→ **TASK OBJECTIVE**
Repeat exactly each line of the data provided below.

--- START OF DATA SUPPLIED ---

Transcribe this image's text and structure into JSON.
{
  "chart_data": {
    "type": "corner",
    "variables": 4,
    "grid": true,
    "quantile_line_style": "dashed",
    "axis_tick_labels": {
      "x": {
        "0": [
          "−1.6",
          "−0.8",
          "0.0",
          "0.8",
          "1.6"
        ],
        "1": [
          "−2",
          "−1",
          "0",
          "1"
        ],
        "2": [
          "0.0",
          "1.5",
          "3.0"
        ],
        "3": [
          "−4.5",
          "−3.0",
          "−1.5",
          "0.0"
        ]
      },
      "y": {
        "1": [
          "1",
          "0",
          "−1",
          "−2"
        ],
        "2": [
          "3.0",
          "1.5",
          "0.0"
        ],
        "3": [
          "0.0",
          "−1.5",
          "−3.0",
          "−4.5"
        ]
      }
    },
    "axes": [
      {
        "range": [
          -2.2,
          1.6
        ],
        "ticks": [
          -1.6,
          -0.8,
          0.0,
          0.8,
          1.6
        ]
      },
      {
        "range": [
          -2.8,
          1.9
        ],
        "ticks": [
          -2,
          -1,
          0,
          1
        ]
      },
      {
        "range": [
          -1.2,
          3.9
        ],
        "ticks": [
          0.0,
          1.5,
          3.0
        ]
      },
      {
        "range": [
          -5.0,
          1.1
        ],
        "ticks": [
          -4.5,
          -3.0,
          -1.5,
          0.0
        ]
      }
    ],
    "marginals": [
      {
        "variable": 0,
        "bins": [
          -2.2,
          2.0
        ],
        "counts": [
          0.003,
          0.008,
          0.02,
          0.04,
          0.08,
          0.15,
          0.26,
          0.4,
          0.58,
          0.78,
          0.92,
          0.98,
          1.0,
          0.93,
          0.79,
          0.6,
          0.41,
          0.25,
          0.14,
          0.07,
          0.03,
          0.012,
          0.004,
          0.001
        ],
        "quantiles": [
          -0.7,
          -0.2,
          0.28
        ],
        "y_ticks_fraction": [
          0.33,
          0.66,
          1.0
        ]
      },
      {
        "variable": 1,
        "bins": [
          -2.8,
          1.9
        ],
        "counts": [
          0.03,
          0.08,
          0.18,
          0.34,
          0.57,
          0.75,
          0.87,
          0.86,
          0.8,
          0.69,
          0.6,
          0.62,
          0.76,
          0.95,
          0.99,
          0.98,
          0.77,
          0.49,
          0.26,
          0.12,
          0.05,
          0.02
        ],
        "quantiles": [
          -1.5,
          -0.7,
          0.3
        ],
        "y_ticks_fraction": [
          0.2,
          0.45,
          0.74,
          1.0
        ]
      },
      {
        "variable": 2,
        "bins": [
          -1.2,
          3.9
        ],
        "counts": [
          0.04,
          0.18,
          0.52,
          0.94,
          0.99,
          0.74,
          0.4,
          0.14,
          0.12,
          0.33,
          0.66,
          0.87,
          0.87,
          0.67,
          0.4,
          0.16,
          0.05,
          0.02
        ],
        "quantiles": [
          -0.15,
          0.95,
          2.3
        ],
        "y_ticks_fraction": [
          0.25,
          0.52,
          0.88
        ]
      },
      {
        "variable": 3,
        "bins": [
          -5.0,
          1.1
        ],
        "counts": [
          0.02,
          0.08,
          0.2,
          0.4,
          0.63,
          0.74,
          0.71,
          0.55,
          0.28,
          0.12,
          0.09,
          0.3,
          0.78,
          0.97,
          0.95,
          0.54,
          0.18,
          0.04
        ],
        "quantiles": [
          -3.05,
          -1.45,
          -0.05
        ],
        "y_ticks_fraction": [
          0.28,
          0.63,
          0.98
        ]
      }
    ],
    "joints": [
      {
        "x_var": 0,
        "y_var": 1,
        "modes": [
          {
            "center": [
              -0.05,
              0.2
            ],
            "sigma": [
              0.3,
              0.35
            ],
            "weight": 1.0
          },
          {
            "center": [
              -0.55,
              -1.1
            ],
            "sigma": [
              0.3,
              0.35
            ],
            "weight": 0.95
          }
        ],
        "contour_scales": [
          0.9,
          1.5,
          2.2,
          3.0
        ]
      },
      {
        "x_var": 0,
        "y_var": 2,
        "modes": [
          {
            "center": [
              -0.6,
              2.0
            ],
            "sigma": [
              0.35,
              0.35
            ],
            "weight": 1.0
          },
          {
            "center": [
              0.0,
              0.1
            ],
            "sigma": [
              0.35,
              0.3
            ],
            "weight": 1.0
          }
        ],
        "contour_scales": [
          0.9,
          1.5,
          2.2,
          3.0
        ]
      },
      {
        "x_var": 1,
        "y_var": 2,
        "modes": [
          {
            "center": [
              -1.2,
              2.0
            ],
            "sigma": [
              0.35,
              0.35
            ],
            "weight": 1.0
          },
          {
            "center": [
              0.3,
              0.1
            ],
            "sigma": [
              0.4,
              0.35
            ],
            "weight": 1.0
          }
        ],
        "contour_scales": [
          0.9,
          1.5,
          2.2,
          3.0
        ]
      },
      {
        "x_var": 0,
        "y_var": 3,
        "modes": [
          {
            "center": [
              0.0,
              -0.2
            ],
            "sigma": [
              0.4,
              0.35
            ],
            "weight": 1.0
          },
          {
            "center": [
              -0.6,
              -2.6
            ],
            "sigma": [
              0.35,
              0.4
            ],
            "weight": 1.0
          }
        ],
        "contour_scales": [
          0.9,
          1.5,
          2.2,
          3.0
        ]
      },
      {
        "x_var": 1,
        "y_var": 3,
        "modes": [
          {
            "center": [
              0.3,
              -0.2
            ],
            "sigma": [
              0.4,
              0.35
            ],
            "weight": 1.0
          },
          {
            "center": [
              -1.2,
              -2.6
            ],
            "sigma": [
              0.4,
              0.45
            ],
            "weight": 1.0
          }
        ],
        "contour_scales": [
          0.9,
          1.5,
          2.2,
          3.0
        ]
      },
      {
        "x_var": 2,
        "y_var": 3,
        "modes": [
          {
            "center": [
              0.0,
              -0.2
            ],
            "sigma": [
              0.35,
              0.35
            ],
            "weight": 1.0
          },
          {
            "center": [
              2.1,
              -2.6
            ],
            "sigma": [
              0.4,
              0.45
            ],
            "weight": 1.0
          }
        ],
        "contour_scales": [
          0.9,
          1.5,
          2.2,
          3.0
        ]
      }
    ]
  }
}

--- END OF DATA SUPPLIED ---

→ **FULL ANSWER**
Transcribe this image's text and structure into JSON.
{
  "chart_data": {
    "type": "corner",
    "variables": 4,
    "grid": true,
    "quantile_line_style": "dashed",
    "axis_tick_labels": {
      "x": {
        "0": [
          "−1.6",
          "−0.8",
          "0.0",
          "0.8",
          "1.6"
        ],
        "1": [
          "−2",
          "−1",
          "0",
          "1"
        ],
        "2": [
          "0.0",
          "1.5",
          "3.0"
        ],
        "3": [
          "−4.5",
          "−3.0",
          "−1.5",
          "0.0"
        ]
      },
      "y": {
        "1": [
          "1",
          "0",
          "−1",
          "−2"
        ],
        "2": [
          "3.0",
          "1.5",
          "0.0"
        ],
        "3": [
          "0.0",
          "−1.5",
          "−3.0",
          "−4.5"
        ]
      }
    },
    "axes": [
      {
        "range": [
          -2.2,
          1.6
        ],
        "ticks": [
          -1.6,
          -0.8,
          0.0,
          0.8,
          1.6
        ]
      },
      {
        "range": [
          -2.8,
          1.9
        ],
        "ticks": [
          -2,
          -1,
          0,
          1
        ]
      },
      {
        "range": [
          -1.2,
          3.9
        ],
        "ticks": [
          0.0,
          1.5,
          3.0
        ]
      },
      {
        "range": [
          -5.0,
          1.1
        ],
        "ticks": [
          -4.5,
          -3.0,
          -1.5,
          0.0
        ]
      }
    ],
    "marginals": [
      {
        "variable": 0,
        "bins": [
          -2.2,
          2.0
        ],
        "counts": [
          0.003,
          0.008,
          0.02,
          0.04,
          0.08,
          0.15,
          0.26,
          0.4,
          0.58,
          0.78,
          0.92,
          0.98,
          1.0,
          0.93,
          0.79,
          0.6,
          0.41,
          0.25,
          0.14,
          0.07,
          0.03,
          0.012,
          0.004,
          0.001
        ],
        "quantiles": [
          -0.7,
          -0.2,
          0.28
        ],
        "y_ticks_fraction": [
          0.33,
          0.66,
          1.0
        ]
      },
      {
        "variable": 1,
        "bins": [
          -2.8,
          1.9
        ],
        "counts": [
          0.03,
          0.08,
          0.18,
          0.34,
          0.57,
          0.75,
          0.87,
          0.86,
          0.8,
          0.69,
          0.6,
          0.62,
          0.76,
          0.95,
          0.99,
          0.98,
          0.77,
          0.49,
          0.26,
          0.12,
          0.05,
          0.02
        ],
        "quantiles": [
          -1.5,
          -0.7,
          0.3
        ],
        "y_ticks_fraction": [
          0.2,
          0.45,
          0.74,
          1.0
        ]
      },
      {
        "variable": 2,
        "bins": [
          -1.2,
          3.9
        ],
        "counts": [
          0.04,
          0.18,
          0.52,
          0.94,
          0.99,
          0.74,
          0.4,
          0.14,
          0.12,
          0.33,
          0.66,
          0.87,
          0.87,
          0.67,
          0.4,
          0.16,
          0.05,
          0.02
        ],
        "quantiles": [
          -0.15,
          0.95,
          2.3
        ],
        "y_ticks_fraction": [
          0.25,
          0.52,
          0.88
        ]
      },
      {
        "variable": 3,
        "bins": [
          -5.0,
          1.1
        ],
        "counts": [
          0.02,
          0.08,
          0.2,
          0.4,
          0.63,
          0.74,
          0.71,
          0.55,
          0.28,
          0.12,
          0.09,
          0.3,
          0.78,
          0.97,
          0.95,
          0.54,
          0.18,
          0.04
        ],
        "quantiles": [
          -3.05,
          -1.45,
          -0.05
        ],
        "y_ticks_fraction": [
          0.28,
          0.63,
          0.98
        ]
      }
    ],
    "joints": [
      {
        "x_var": 0,
        "y_var": 1,
        "modes": [
          {
            "center": [
              -0.05,
              0.2
            ],
            "sigma": [
              0.3,
              0.35
            ],
            "weight": 1.0
          },
          {
            "center": [
              -0.55,
              -1.1
            ],
            "sigma": [
              0.3,
              0.35
            ],
            "weight": 0.95
          }
        ],
        "contour_scales": [
          0.9,
          1.5,
          2.2,
          3.0
        ]
      },
      {
        "x_var": 0,
        "y_var": 2,
        "modes": [
          {
            "center": [
              -0.6,
              2.0
            ],
            "sigma": [
              0.35,
              0.35
            ],
            "weight": 1.0
          },
          {
            "center": [
              0.0,
              0.1
            ],
            "sigma": [
              0.35,
              0.3
            ],
            "weight": 1.0
          }
        ],
        "contour_scales": [
          0.9,
          1.5,
          2.2,
          3.0
        ]
      },
      {
        "x_var": 1,
        "y_var": 2,
        "modes": [
          {
            "center": [
              -1.2,
              2.0
            ],
            "sigma": [
              0.35,
              0.35
            ],
            "weight": 1.0
          },
          {
            "center": [
              0.3,
              0.1
            ],
            "sigma": [
              0.4,
              0.35
            ],
            "weight": 1.0
          }
        ],
        "contour_scales": [
          0.9,
          1.5,
          2.2,
          3.0
        ]
      },
      {
        "x_var": 0,
        "y_var": 3,
        "modes": [
          {
            "center": [
              0.0,
              -0.2
            ],
            "sigma": [
              0.4,
              0.35
            ],
            "weight": 1.0
          },
          {
            "center": [
              -0.6,
              -2.6
            ],
            "sigma": [
              0.35,
              0.4
            ],
            "weight": 1.0
          }
        ],
        "contour_scales": [
          0.9,
          1.5,
          2.2,
          3.0
        ]
      },
      {
        "x_var": 1,
        "y_var": 3,
        "modes": [
          {
            "center": [
              0.3,
              -0.2
            ],
            "sigma": [
              0.4,
              0.35
            ],
            "weight": 1.0
          },
          {
            "center": [
              -1.2,
              -2.6
            ],
            "sigma": [
              0.4,
              0.45
            ],
            "weight": 1.0
          }
        ],
        "contour_scales": [
          0.9,
          1.5,
          2.2,
          3.0
        ]
      },
      {
        "x_var": 2,
        "y_var": 3,
        "modes": [
          {
            "center": [
              0.0,
              -0.2
            ],
            "sigma": [
              0.35,
              0.35
            ],
            "weight": 1.0
          },
          {
            "center": [
              2.1,
              -2.6
            ],
            "sigma": [
              0.4,
              0.45
            ],
            "weight": 1.0
          }
        ],
        "contour_scales": [
          0.9,
          1.5,
          2.2,
          3.0
        ]
      }
    ]
  }
}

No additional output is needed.